Begin Records for the task
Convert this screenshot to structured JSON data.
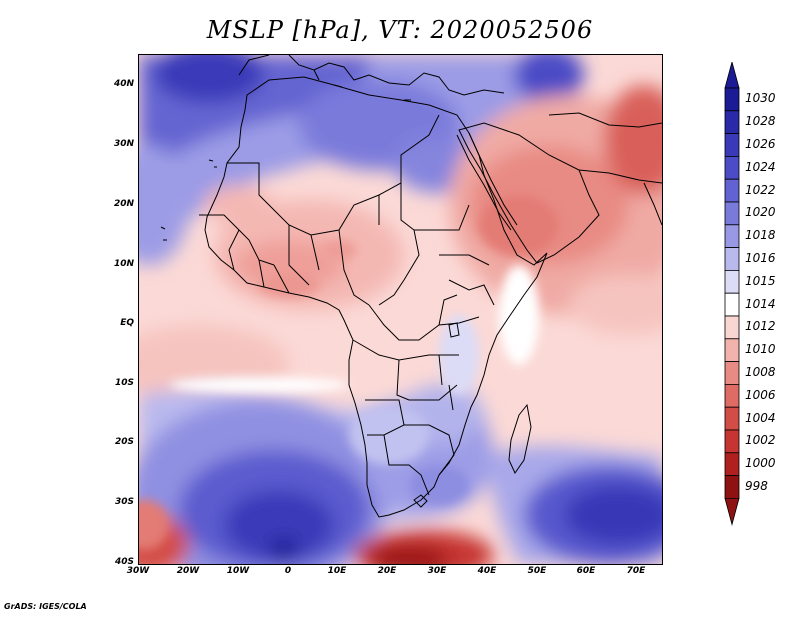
{
  "title": "MSLP [hPa], VT: 2020052506",
  "credit": "GrADS: IGES/COLA",
  "y_ticks": [
    "40N",
    "30N",
    "20N",
    "10N",
    "EQ",
    "10S",
    "20S",
    "30S",
    "40S"
  ],
  "x_ticks": [
    "30W",
    "20W",
    "10W",
    "0",
    "10E",
    "20E",
    "30E",
    "40E",
    "50E",
    "60E",
    "70E"
  ],
  "colorbar": {
    "labels": [
      "1030",
      "1028",
      "1026",
      "1024",
      "1022",
      "1020",
      "1018",
      "1016",
      "1015",
      "1014",
      "1012",
      "1010",
      "1008",
      "1006",
      "1004",
      "1002",
      "1000",
      "998"
    ],
    "colors": [
      "#1b1b96",
      "#2a2aa8",
      "#3a3ab9",
      "#4c4cc6",
      "#6262d2",
      "#7a7adb",
      "#9898e5",
      "#b9b9ee",
      "#dcdcf7",
      "#ffffff",
      "#fad6d3",
      "#f2b3ad",
      "#e88b84",
      "#de6b64",
      "#d34d47",
      "#c63532",
      "#b0201f",
      "#8f1212"
    ]
  },
  "chart_data": {
    "type": "heatmap",
    "title": "MSLP [hPa], VT: 2020052506",
    "variable": "MSLP",
    "units": "hPa",
    "valid_time": "2020052506",
    "lon_range": [
      -30,
      75
    ],
    "lat_range": [
      -40,
      45
    ],
    "levels": [
      998,
      1000,
      1002,
      1004,
      1006,
      1008,
      1010,
      1012,
      1014,
      1015,
      1016,
      1018,
      1020,
      1022,
      1024,
      1026,
      1028,
      1030
    ]
  }
}
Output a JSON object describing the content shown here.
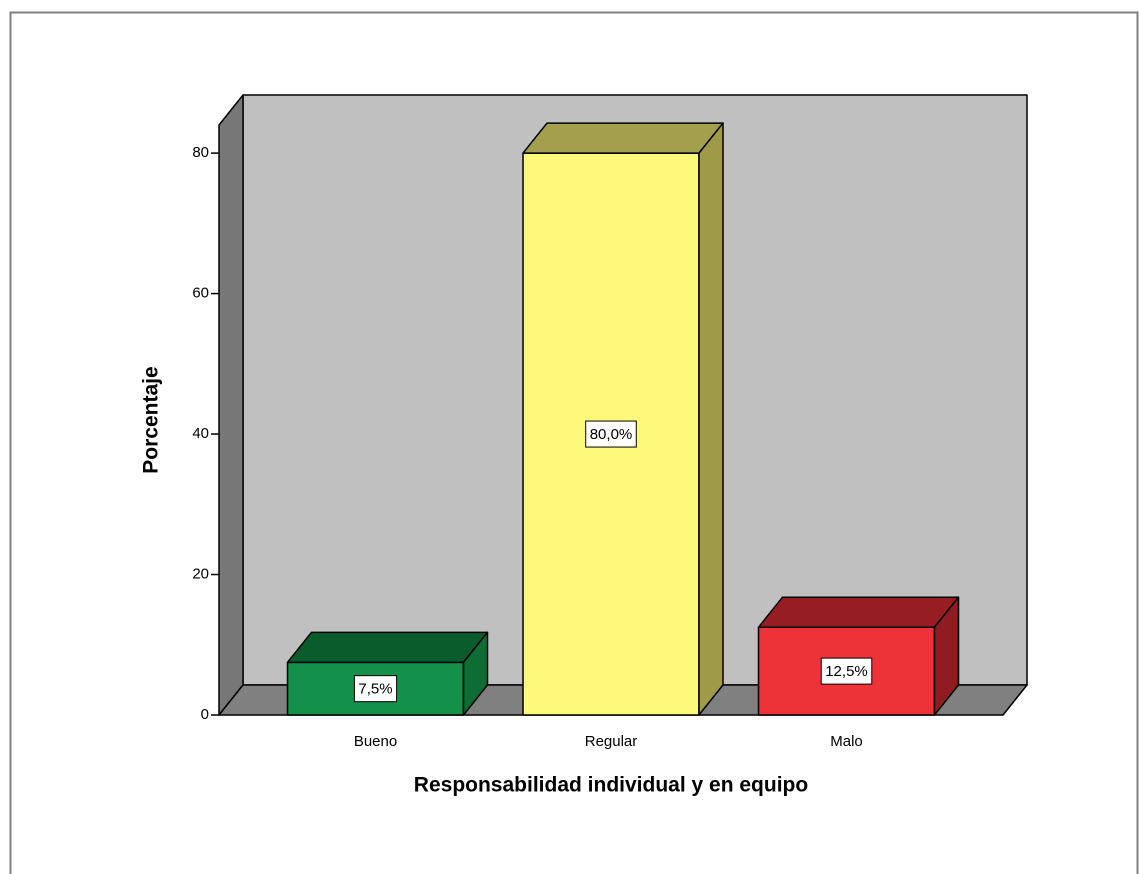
{
  "chart_data": {
    "type": "bar3d",
    "x_label": "Responsabilidad individual y en equipo",
    "y_label": "Porcentaje",
    "categories": [
      "Bueno",
      "Regular",
      "Malo"
    ],
    "values": [
      7.5,
      80.0,
      12.5
    ],
    "value_labels": [
      "7,5%",
      "80,0%",
      "12,5%"
    ],
    "colors": [
      {
        "front": "#13914a",
        "top": "#0b5c2c",
        "side": "#0e6c35"
      },
      {
        "front": "#fbf87a",
        "top": "#a39f4c",
        "side": "#9e9a48"
      },
      {
        "front": "#ee3338",
        "top": "#961d22",
        "side": "#8f1c20"
      }
    ],
    "ylim": [
      0,
      84
    ],
    "yticks": [
      0,
      20,
      40,
      60,
      80
    ]
  }
}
End Records for the task
Exclude all images and restate the records above word for word.

**Result for this exercise:**
Convert this screenshot to structured JSON data.
{
  "title": "MSLP [hPa], VT: 2020052506",
  "credit": "GrADS: IGES/COLA",
  "y_ticks": [
    "40N",
    "30N",
    "20N",
    "10N",
    "EQ",
    "10S",
    "20S",
    "30S",
    "40S"
  ],
  "x_ticks": [
    "30W",
    "20W",
    "10W",
    "0",
    "10E",
    "20E",
    "30E",
    "40E",
    "50E",
    "60E",
    "70E"
  ],
  "colorbar": {
    "labels": [
      "1030",
      "1028",
      "1026",
      "1024",
      "1022",
      "1020",
      "1018",
      "1016",
      "1015",
      "1014",
      "1012",
      "1010",
      "1008",
      "1006",
      "1004",
      "1002",
      "1000",
      "998"
    ],
    "colors": [
      "#1b1b96",
      "#2a2aa8",
      "#3a3ab9",
      "#4c4cc6",
      "#6262d2",
      "#7a7adb",
      "#9898e5",
      "#b9b9ee",
      "#dcdcf7",
      "#ffffff",
      "#fad6d3",
      "#f2b3ad",
      "#e88b84",
      "#de6b64",
      "#d34d47",
      "#c63532",
      "#b0201f",
      "#8f1212"
    ]
  },
  "chart_data": {
    "type": "heatmap",
    "title": "MSLP [hPa], VT: 2020052506",
    "variable": "MSLP",
    "units": "hPa",
    "valid_time": "2020052506",
    "lon_range": [
      -30,
      75
    ],
    "lat_range": [
      -40,
      45
    ],
    "levels": [
      998,
      1000,
      1002,
      1004,
      1006,
      1008,
      1010,
      1012,
      1014,
      1015,
      1016,
      1018,
      1020,
      1022,
      1024,
      1026,
      1028,
      1030
    ]
  }
}
Output a JSON object describing the content shown here.
{
  "chart_data": {
    "type": "bar3d",
    "x_label": "Responsabilidad individual y en equipo",
    "y_label": "Porcentaje",
    "categories": [
      "Bueno",
      "Regular",
      "Malo"
    ],
    "values": [
      7.5,
      80.0,
      12.5
    ],
    "value_labels": [
      "7,5%",
      "80,0%",
      "12,5%"
    ],
    "colors": [
      {
        "front": "#13914a",
        "top": "#0b5c2c",
        "side": "#0e6c35"
      },
      {
        "front": "#fbf87a",
        "top": "#a39f4c",
        "side": "#9e9a48"
      },
      {
        "front": "#ee3338",
        "top": "#961d22",
        "side": "#8f1c20"
      }
    ],
    "ylim": [
      0,
      84
    ],
    "yticks": [
      0,
      20,
      40,
      60,
      80
    ]
  }
}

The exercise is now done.